[start AVAILABLE DATA]

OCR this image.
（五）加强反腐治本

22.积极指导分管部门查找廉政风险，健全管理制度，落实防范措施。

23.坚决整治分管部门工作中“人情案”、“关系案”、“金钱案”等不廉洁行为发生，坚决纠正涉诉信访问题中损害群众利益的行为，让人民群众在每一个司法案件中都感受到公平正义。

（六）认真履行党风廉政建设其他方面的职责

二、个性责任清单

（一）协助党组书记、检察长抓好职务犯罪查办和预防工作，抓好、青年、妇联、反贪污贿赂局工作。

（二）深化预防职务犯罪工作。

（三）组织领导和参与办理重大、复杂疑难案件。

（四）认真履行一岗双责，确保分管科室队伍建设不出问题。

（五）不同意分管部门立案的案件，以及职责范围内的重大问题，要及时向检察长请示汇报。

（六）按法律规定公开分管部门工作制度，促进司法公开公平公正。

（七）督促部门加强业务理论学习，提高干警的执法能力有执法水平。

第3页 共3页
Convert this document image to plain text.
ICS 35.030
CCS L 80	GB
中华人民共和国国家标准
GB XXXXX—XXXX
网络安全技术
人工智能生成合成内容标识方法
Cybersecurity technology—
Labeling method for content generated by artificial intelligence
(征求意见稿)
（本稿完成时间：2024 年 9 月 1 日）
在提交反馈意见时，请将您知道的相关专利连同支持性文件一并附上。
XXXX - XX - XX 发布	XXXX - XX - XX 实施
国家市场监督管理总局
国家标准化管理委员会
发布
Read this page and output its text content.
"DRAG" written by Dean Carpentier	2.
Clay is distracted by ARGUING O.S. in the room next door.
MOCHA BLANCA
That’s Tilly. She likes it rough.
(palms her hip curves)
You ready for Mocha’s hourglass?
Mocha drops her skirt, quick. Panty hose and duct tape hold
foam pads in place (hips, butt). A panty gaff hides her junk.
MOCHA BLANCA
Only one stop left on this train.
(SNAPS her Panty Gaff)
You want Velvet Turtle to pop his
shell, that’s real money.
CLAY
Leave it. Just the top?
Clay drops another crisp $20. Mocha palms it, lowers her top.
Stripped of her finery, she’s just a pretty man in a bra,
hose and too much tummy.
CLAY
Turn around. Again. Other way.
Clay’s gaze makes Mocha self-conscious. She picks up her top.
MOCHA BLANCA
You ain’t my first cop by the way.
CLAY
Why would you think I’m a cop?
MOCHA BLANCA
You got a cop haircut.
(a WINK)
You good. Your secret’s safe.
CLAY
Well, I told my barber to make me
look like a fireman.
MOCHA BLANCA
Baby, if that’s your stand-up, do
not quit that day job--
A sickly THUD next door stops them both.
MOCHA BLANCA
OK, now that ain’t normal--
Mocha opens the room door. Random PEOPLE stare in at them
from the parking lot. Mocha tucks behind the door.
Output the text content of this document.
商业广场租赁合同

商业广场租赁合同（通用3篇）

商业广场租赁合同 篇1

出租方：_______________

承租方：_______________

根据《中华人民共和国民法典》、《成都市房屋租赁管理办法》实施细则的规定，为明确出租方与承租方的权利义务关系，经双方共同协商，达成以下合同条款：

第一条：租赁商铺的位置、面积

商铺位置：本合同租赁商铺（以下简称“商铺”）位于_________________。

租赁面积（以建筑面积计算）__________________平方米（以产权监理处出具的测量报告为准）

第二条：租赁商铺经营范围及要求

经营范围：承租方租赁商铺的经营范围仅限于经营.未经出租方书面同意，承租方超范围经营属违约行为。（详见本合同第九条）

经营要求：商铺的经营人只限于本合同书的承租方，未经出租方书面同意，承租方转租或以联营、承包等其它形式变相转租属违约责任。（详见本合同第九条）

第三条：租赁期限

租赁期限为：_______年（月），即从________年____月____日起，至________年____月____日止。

[end AVAILABLE DATA]

## EXERCISE REQUIREMENTS
Repeat back the data above, exact to the last character.

## TASK SOLUTION
OCR this image.
（五）加强反腐治本

22.积极指导分管部门查找廉政风险，健全管理制度，落实防范措施。

23.坚决整治分管部门工作中“人情案”、“关系案”、“金钱案”等不廉洁行为发生，坚决纠正涉诉信访问题中损害群众利益的行为，让人民群众在每一个司法案件中都感受到公平正义。

（六）认真履行党风廉政建设其他方面的职责

二、个性责任清单

（一）协助党组书记、检察长抓好职务犯罪查办和预防工作，抓好、青年、妇联、反贪污贿赂局工作。

（二）深化预防职务犯罪工作。

（三）组织领导和参与办理重大、复杂疑难案件。

（四）认真履行一岗双责，确保分管科室队伍建设不出问题。

（五）不同意分管部门立案的案件，以及职责范围内的重大问题，要及时向检察长请示汇报。

（六）按法律规定公开分管部门工作制度，促进司法公开公平公正。

（七）督促部门加强业务理论学习，提高干警的执法能力有执法水平。

第3页 共3页
Convert this document image to plain text.
ICS 35.030
CCS L 80	GB
中华人民共和国国家标准
GB XXXXX—XXXX
网络安全技术
人工智能生成合成内容标识方法
Cybersecurity technology—
Labeling method for content generated by artificial intelligence
(征求意见稿)
（本稿完成时间：2024 年 9 月 1 日）
在提交反馈意见时，请将您知道的相关专利连同支持性文件一并附上。
XXXX - XX - XX 发布	XXXX - XX - XX 实施
国家市场监督管理总局
国家标准化管理委员会
发布
Read this page and output its text content.
"DRAG" written by Dean Carpentier	2.
Clay is distracted by ARGUING O.S. in the room next door.
MOCHA BLANCA
That’s Tilly. She likes it rough.
(palms her hip curves)
You ready for Mocha’s hourglass?
Mocha drops her skirt, quick. Panty hose and duct tape hold
foam pads in place (hips, butt). A panty gaff hides her junk.
MOCHA BLANCA
Only one stop left on this train.
(SNAPS her Panty Gaff)
You want Velvet Turtle to pop his
shell, that’s real money.
CLAY
Leave it. Just the top?
Clay drops another crisp $20. Mocha palms it, lowers her top.
Stripped of her finery, she’s just a pretty man in a bra,
hose and too much tummy.
CLAY
Turn around. Again. Other way.
Clay’s gaze makes Mocha self-conscious. She picks up her top.
MOCHA BLANCA
You ain’t my first cop by the way.
CLAY
Why would you think I’m a cop?
MOCHA BLANCA
You got a cop haircut.
(a WINK)
You good. Your secret’s safe.
CLAY
Well, I told my barber to make me
look like a fireman.
MOCHA BLANCA
Baby, if that’s your stand-up, do
not quit that day job--
A sickly THUD next door stops them both.
MOCHA BLANCA
OK, now that ain’t normal--
Mocha opens the room door. Random PEOPLE stare in at them
from the parking lot. Mocha tucks behind the door.
Output the text content of this document.
商业广场租赁合同

商业广场租赁合同（通用3篇）

商业广场租赁合同 篇1

出租方：_______________

承租方：_______________

根据《中华人民共和国民法典》、《成都市房屋租赁管理办法》实施细则的规定，为明确出租方与承租方的权利义务关系，经双方共同协商，达成以下合同条款：

第一条：租赁商铺的位置、面积

商铺位置：本合同租赁商铺（以下简称“商铺”）位于_________________。

租赁面积（以建筑面积计算）__________________平方米（以产权监理处出具的测量报告为准）

第二条：租赁商铺经营范围及要求

经营范围：承租方租赁商铺的经营范围仅限于经营.未经出租方书面同意，承租方超范围经营属违约行为。（详见本合同第九条）

经营要求：商铺的经营人只限于本合同书的承租方，未经出租方书面同意，承租方转租或以联营、承包等其它形式变相转租属违约责任。（详见本合同第九条）

第三条：租赁期限

租赁期限为：_______年（月），即从________年____月____日起，至________年____月____日止。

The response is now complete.